(Some records)

========================

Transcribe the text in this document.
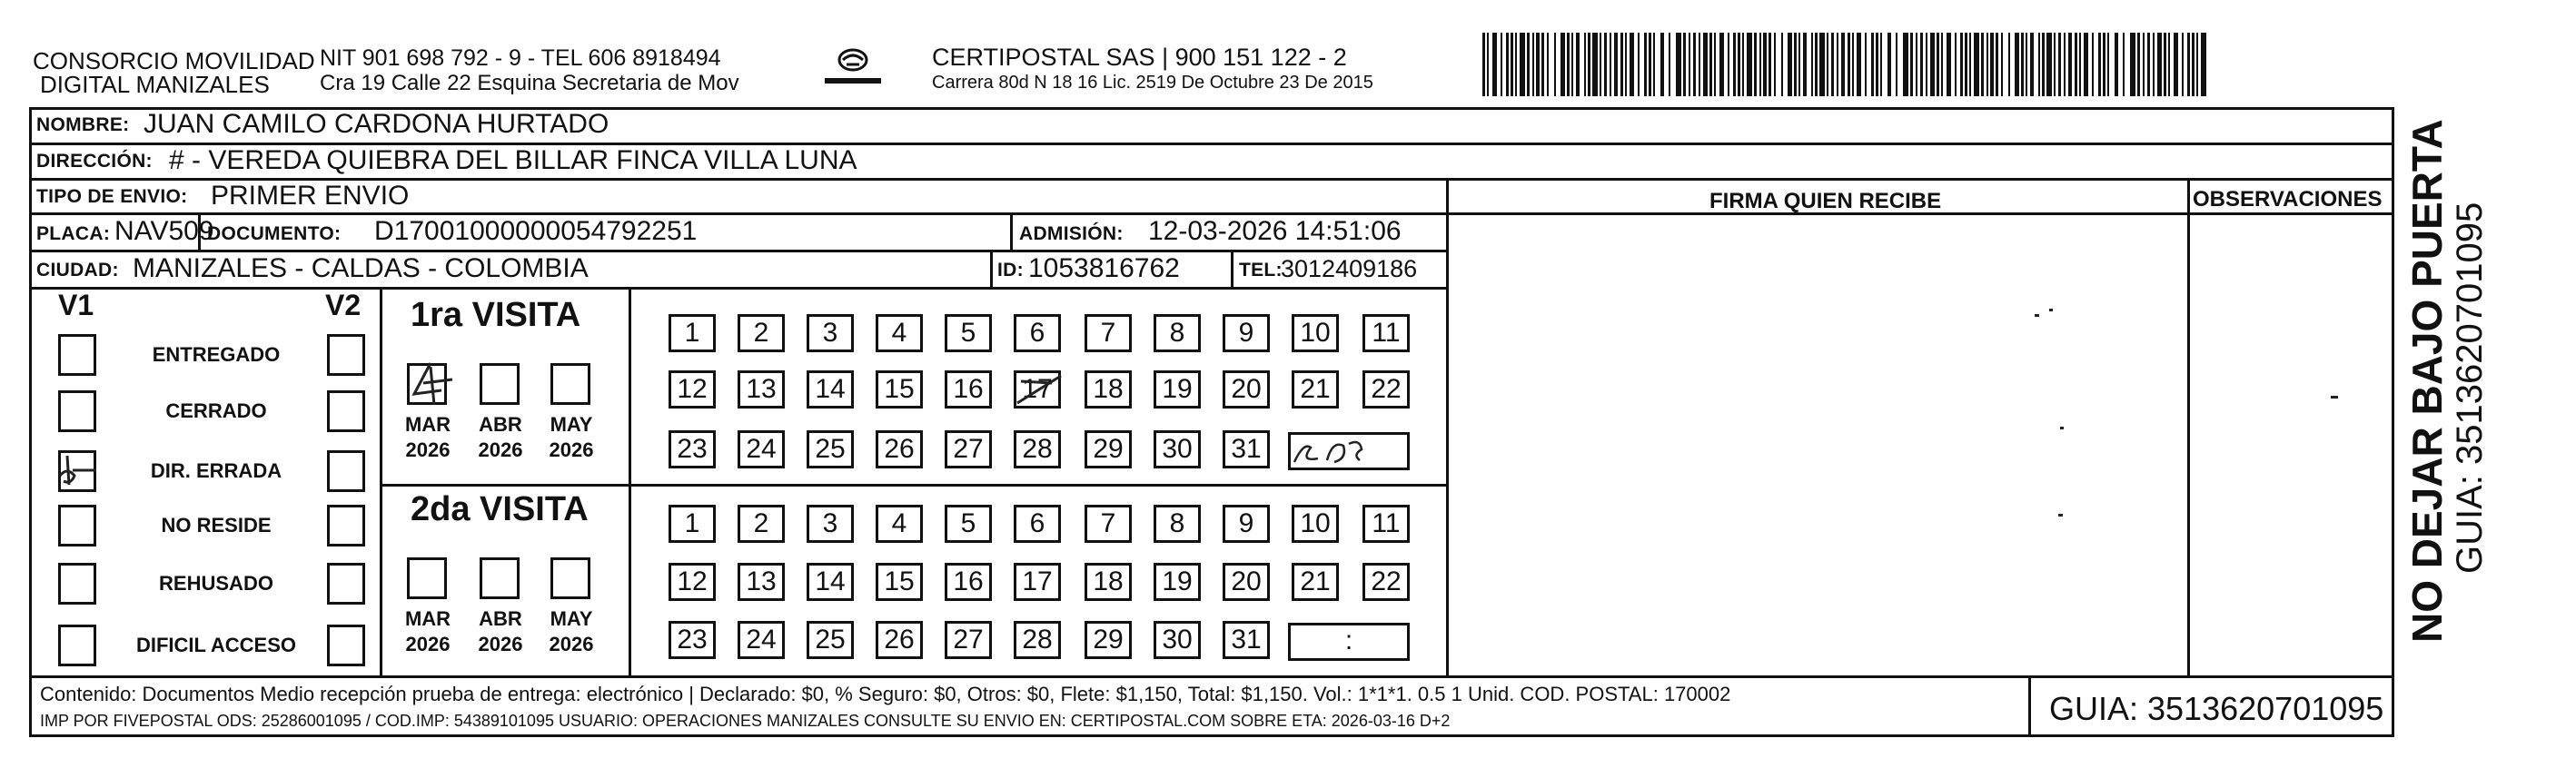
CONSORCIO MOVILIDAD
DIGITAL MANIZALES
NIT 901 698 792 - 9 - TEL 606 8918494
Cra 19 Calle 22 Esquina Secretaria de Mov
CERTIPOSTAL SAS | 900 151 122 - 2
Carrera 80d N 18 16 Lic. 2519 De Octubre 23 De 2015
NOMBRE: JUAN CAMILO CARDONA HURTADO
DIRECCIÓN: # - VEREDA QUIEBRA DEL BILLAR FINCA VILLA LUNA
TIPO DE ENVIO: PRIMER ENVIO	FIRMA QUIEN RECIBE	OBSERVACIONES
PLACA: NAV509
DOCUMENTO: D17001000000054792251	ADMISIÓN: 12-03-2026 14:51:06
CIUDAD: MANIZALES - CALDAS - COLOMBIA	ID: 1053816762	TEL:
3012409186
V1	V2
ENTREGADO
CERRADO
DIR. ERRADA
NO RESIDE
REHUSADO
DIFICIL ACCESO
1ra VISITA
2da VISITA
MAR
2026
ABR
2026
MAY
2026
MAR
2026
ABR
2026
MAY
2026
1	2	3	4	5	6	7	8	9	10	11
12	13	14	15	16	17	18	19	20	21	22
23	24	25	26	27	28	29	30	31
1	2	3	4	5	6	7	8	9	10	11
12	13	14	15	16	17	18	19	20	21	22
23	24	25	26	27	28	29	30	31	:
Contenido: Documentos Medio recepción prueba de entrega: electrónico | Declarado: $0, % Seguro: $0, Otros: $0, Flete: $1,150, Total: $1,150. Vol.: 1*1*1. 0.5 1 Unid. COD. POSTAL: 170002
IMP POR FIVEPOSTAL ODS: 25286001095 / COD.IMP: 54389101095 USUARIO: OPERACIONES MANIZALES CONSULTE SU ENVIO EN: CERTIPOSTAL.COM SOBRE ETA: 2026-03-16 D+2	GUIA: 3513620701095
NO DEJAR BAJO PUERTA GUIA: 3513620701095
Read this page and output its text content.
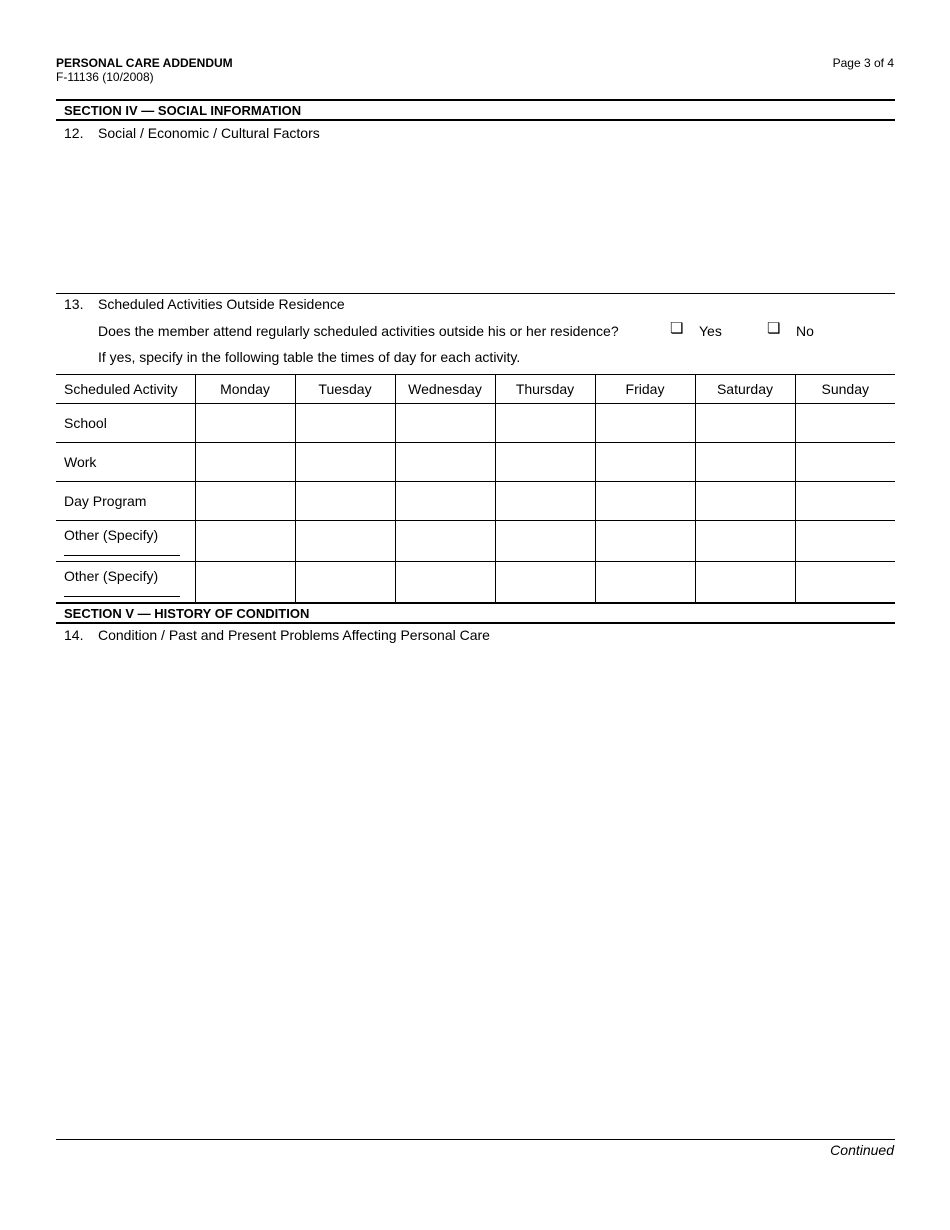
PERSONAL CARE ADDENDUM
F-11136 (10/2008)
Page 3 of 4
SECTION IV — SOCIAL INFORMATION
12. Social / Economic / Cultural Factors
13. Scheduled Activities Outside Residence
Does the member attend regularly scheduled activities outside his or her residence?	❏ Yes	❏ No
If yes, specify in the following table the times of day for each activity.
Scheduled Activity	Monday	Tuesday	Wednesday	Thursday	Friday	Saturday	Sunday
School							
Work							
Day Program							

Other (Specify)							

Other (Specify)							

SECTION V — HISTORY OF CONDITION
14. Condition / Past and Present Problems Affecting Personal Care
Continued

========================

» **THE TASK**
Search the entries for the word "MANIZALES" and pick out every line that holds it.

» **ANSWER FOR THE TASK**
DIGITAL MANIZALES
CIUDAD: MANIZALES - CALDAS - COLOMBIA	ID: 1053816762	TEL:
IMP POR FIVEPOSTAL ODS: 25286001095 / COD.IMP: 54389101095 USUARIO: OPERACIONES MANIZALES CONSULTE SU ENVIO EN: CERTIPOSTAL.COM SOBRE ETA: 2026-03-16 D+2	GUIA: 3513620701095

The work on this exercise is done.